---------- ITEMS
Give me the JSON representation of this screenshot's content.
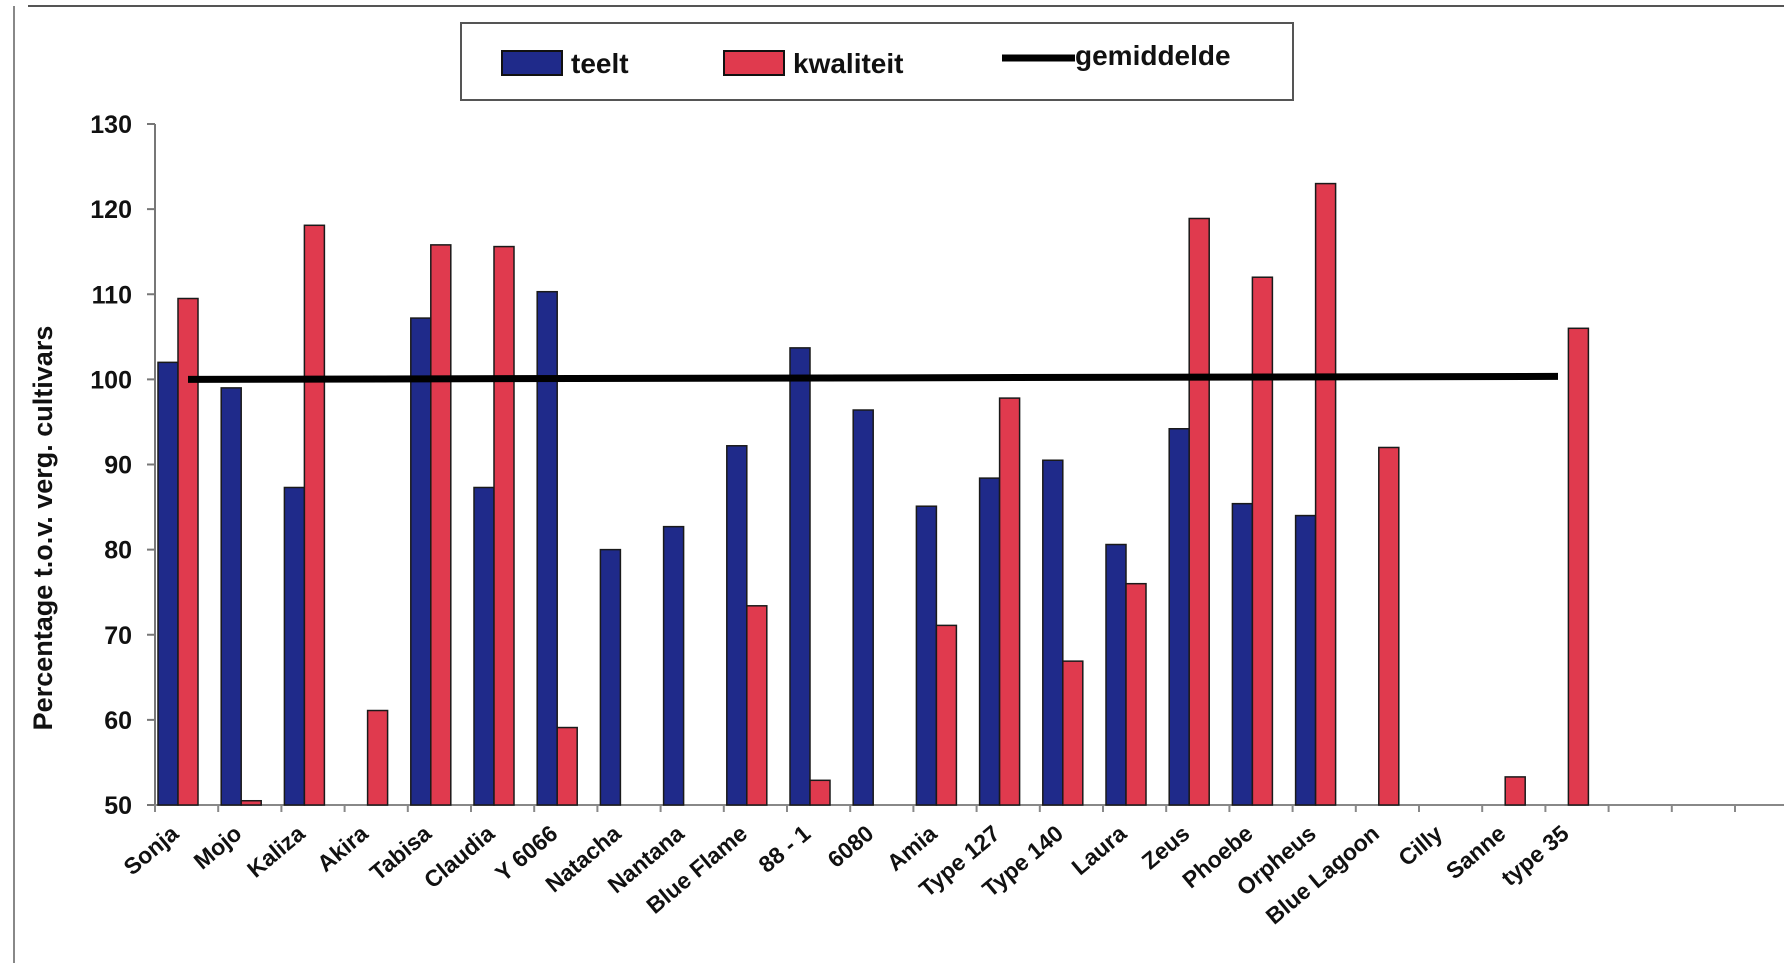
{
  "chart_data": {
    "type": "bar",
    "title": "",
    "xlabel": "",
    "ylabel": "Percentage t.o.v. verg. cultivars",
    "ylim": [
      50,
      130
    ],
    "yticks": [
      50,
      60,
      70,
      80,
      90,
      100,
      110,
      120,
      130
    ],
    "categories": [
      "Sonja",
      "Mojo",
      "Kaliza",
      "Akira",
      "Tabisa",
      "Claudia",
      "Y 6066",
      "Natacha",
      "Nantana",
      "Blue Flame",
      "88 - 1",
      "6080",
      "Amia",
      "Type 127",
      "Type 140",
      "Laura",
      "Zeus",
      "Phoebe",
      "Orpheus",
      "Blue Lagoon",
      "Cilly",
      "Sanne",
      "type 35"
    ],
    "series": [
      {
        "name": "teelt",
        "color": "#1f2a8a",
        "values": [
          102,
          99,
          87.3,
          null,
          107.2,
          87.3,
          110.3,
          80,
          82.7,
          92.2,
          103.7,
          96.4,
          85.1,
          88.4,
          90.5,
          80.6,
          94.2,
          85.4,
          84,
          null,
          null,
          null,
          null
        ]
      },
      {
        "name": "kwaliteit",
        "color": "#e03a4e",
        "values": [
          109.5,
          50.5,
          118.1,
          61.1,
          115.8,
          115.6,
          59.1,
          null,
          null,
          73.4,
          52.9,
          null,
          71.1,
          97.8,
          66.9,
          76,
          118.9,
          112,
          123,
          92,
          null,
          53.3,
          106
        ]
      }
    ],
    "reference_line": {
      "name": "gemiddelde",
      "value": 100,
      "color": "#000000"
    },
    "legend": {
      "position": "top-center",
      "entries": [
        "teelt",
        "kwaliteit",
        "gemiddelde"
      ]
    },
    "grid": false
  }
}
--------------------
#### [SHORT TASK]
All of the data needs repeating exactly, but the pictures do not.

#### [ANSWER TO THE PROBLEM]
Give me the JSON representation of this screenshot's content.
{
  "chart_data": {
    "type": "bar",
    "title": "",
    "xlabel": "",
    "ylabel": "Percentage t.o.v. verg. cultivars",
    "ylim": [
      50,
      130
    ],
    "yticks": [
      50,
      60,
      70,
      80,
      90,
      100,
      110,
      120,
      130
    ],
    "categories": [
      "Sonja",
      "Mojo",
      "Kaliza",
      "Akira",
      "Tabisa",
      "Claudia",
      "Y 6066",
      "Natacha",
      "Nantana",
      "Blue Flame",
      "88 - 1",
      "6080",
      "Amia",
      "Type 127",
      "Type 140",
      "Laura",
      "Zeus",
      "Phoebe",
      "Orpheus",
      "Blue Lagoon",
      "Cilly",
      "Sanne",
      "type 35"
    ],
    "series": [
      {
        "name": "teelt",
        "color": "#1f2a8a",
        "values": [
          102,
          99,
          87.3,
          null,
          107.2,
          87.3,
          110.3,
          80,
          82.7,
          92.2,
          103.7,
          96.4,
          85.1,
          88.4,
          90.5,
          80.6,
          94.2,
          85.4,
          84,
          null,
          null,
          null,
          null
        ]
      },
      {
        "name": "kwaliteit",
        "color": "#e03a4e",
        "values": [
          109.5,
          50.5,
          118.1,
          61.1,
          115.8,
          115.6,
          59.1,
          null,
          null,
          73.4,
          52.9,
          null,
          71.1,
          97.8,
          66.9,
          76,
          118.9,
          112,
          123,
          92,
          null,
          53.3,
          106
        ]
      }
    ],
    "reference_line": {
      "name": "gemiddelde",
      "value": 100,
      "color": "#000000"
    },
    "legend": {
      "position": "top-center",
      "entries": [
        "teelt",
        "kwaliteit",
        "gemiddelde"
      ]
    },
    "grid": false
  }
}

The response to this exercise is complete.